⟨

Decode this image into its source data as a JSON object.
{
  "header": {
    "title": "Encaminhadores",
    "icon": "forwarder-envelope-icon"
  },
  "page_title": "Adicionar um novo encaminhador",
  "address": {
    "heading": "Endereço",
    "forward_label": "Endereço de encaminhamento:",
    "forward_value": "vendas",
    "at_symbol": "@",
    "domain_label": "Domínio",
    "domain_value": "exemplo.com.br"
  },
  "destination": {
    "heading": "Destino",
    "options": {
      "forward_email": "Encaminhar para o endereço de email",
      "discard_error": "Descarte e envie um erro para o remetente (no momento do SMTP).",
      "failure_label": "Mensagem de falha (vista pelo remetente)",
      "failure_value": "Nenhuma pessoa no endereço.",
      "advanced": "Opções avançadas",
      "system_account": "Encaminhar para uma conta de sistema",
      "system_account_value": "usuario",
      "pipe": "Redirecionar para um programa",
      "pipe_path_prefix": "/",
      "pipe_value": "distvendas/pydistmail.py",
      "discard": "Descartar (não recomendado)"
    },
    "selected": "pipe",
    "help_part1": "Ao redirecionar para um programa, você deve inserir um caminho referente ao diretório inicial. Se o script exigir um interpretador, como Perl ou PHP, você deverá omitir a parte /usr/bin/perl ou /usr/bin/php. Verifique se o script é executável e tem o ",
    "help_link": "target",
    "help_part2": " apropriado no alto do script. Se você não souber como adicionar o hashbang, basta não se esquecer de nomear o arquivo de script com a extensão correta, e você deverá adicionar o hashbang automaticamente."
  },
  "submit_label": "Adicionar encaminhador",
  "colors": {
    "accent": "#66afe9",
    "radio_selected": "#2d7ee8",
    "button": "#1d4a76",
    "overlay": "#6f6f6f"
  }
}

⟩

_Your goal_
Repeat the listing above without any change.

_Reply_
Decode this image into its source data as a JSON object.
{
  "header": {
    "title": "Encaminhadores",
    "icon": "forwarder-envelope-icon"
  },
  "page_title": "Adicionar um novo encaminhador",
  "address": {
    "heading": "Endereço",
    "forward_label": "Endereço de encaminhamento:",
    "forward_value": "vendas",
    "at_symbol": "@",
    "domain_label": "Domínio",
    "domain_value": "exemplo.com.br"
  },
  "destination": {
    "heading": "Destino",
    "options": {
      "forward_email": "Encaminhar para o endereço de email",
      "discard_error": "Descarte e envie um erro para o remetente (no momento do SMTP).",
      "failure_label": "Mensagem de falha (vista pelo remetente)",
      "failure_value": "Nenhuma pessoa no endereço.",
      "advanced": "Opções avançadas",
      "system_account": "Encaminhar para uma conta de sistema",
      "system_account_value": "usuario",
      "pipe": "Redirecionar para um programa",
      "pipe_path_prefix": "/",
      "pipe_value": "distvendas/pydistmail.py",
      "discard": "Descartar (não recomendado)"
    },
    "selected": "pipe",
    "help_part1": "Ao redirecionar para um programa, você deve inserir um caminho referente ao diretório inicial. Se o script exigir um interpretador, como Perl ou PHP, você deverá omitir a parte /usr/bin/perl ou /usr/bin/php. Verifique se o script é executável e tem o ",
    "help_link": "target",
    "help_part2": " apropriado no alto do script. Se você não souber como adicionar o hashbang, basta não se esquecer de nomear o arquivo de script com a extensão correta, e você deverá adicionar o hashbang automaticamente."
  },
  "submit_label": "Adicionar encaminhador",
  "colors": {
    "accent": "#66afe9",
    "radio_selected": "#2d7ee8",
    "button": "#1d4a76",
    "overlay": "#6f6f6f"
  }
}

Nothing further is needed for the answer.